* _Work required_:
Work through the data below line by line and say how many lines hold "name"; give only the number.

Figure record extracts
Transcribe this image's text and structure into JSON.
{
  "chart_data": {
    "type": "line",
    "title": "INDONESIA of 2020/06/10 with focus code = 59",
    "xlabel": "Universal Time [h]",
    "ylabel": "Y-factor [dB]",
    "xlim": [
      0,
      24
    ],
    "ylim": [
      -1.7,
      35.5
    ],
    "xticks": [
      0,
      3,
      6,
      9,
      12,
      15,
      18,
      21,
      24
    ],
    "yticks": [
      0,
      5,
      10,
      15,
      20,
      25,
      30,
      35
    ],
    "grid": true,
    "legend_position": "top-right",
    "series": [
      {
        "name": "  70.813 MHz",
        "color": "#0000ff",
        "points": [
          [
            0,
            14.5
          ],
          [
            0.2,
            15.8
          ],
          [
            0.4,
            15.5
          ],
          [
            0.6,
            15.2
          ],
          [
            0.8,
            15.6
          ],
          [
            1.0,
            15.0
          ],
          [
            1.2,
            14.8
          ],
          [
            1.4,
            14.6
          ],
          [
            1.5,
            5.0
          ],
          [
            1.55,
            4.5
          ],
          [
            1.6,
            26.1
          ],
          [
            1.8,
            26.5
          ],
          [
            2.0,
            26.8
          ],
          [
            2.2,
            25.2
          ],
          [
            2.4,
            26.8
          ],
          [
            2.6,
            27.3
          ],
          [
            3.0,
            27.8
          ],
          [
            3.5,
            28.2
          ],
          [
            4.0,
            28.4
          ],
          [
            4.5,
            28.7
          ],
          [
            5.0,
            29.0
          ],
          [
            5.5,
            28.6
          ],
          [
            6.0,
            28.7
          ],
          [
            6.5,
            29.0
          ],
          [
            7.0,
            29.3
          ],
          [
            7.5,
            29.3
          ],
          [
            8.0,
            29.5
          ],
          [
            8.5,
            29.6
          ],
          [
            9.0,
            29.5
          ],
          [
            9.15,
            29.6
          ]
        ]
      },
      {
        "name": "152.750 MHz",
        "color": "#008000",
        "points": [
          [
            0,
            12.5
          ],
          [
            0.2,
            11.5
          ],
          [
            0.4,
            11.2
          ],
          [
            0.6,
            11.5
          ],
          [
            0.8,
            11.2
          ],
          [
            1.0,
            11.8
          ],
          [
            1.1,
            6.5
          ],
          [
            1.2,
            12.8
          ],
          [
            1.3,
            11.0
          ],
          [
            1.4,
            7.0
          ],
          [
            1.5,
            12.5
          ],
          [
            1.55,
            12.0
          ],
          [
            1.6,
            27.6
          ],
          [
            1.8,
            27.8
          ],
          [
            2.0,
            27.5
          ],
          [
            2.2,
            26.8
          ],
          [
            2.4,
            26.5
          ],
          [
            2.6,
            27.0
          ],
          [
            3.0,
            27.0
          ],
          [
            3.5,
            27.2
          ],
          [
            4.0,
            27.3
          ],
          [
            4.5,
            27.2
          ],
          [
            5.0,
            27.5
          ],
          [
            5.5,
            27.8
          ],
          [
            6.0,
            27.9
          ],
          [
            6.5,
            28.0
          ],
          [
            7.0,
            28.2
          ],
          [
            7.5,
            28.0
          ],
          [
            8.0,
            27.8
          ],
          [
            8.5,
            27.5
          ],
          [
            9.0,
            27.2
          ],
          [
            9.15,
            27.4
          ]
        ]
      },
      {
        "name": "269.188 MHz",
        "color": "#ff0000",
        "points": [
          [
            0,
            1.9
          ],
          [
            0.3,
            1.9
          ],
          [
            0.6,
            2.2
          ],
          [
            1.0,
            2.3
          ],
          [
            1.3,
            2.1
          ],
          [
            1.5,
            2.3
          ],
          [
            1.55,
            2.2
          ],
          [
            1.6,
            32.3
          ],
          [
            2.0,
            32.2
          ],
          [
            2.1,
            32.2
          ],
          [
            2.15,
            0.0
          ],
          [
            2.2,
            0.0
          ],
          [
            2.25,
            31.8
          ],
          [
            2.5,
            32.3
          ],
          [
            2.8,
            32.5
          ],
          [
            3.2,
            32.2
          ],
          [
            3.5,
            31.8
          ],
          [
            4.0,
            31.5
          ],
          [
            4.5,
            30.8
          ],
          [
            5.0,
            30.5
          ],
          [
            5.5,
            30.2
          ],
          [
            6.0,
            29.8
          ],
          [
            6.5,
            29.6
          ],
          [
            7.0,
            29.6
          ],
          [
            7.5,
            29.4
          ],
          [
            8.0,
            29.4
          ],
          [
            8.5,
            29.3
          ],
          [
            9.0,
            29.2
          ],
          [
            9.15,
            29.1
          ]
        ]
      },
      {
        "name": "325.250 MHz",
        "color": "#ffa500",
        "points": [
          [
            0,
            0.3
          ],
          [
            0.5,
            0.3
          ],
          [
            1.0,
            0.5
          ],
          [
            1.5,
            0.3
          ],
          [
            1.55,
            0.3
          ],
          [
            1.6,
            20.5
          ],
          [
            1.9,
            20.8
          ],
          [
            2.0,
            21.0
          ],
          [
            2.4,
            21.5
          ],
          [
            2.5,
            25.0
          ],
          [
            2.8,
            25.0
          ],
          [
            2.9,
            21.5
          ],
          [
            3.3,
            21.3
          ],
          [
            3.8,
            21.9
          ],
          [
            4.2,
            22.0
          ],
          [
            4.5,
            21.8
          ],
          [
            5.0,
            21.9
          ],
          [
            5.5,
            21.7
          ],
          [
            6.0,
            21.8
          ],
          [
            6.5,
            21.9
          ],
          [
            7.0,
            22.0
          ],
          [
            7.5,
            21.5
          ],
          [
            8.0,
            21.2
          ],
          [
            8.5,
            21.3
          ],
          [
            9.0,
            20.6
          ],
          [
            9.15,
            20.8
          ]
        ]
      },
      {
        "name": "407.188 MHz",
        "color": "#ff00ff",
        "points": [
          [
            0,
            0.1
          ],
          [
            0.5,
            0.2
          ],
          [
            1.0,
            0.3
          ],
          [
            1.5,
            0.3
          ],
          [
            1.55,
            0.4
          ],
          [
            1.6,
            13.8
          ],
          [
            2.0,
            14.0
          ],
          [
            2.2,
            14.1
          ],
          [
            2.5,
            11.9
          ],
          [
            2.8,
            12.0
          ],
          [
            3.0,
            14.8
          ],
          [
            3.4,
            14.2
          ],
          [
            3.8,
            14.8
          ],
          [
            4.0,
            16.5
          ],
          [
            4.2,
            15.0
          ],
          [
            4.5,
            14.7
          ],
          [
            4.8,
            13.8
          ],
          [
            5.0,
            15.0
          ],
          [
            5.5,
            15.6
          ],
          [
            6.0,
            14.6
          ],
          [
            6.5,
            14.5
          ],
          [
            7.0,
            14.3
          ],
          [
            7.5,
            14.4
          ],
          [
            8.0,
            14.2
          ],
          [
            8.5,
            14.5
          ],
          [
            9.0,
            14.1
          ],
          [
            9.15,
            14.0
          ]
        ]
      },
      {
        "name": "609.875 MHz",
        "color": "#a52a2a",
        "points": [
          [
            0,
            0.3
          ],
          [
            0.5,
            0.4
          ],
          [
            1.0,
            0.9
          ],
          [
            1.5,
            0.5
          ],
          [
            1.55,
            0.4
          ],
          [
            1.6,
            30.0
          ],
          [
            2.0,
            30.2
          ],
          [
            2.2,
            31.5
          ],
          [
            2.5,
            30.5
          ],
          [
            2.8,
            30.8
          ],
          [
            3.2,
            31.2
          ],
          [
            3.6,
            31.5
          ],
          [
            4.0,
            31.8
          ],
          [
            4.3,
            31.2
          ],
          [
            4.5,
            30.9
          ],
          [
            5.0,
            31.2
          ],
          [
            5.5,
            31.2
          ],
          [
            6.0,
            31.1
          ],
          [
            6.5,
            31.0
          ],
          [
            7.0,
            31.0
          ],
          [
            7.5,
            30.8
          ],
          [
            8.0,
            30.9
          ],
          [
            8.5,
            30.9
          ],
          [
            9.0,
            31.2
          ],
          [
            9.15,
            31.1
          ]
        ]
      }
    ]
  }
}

* _Answer for this exercise_:
6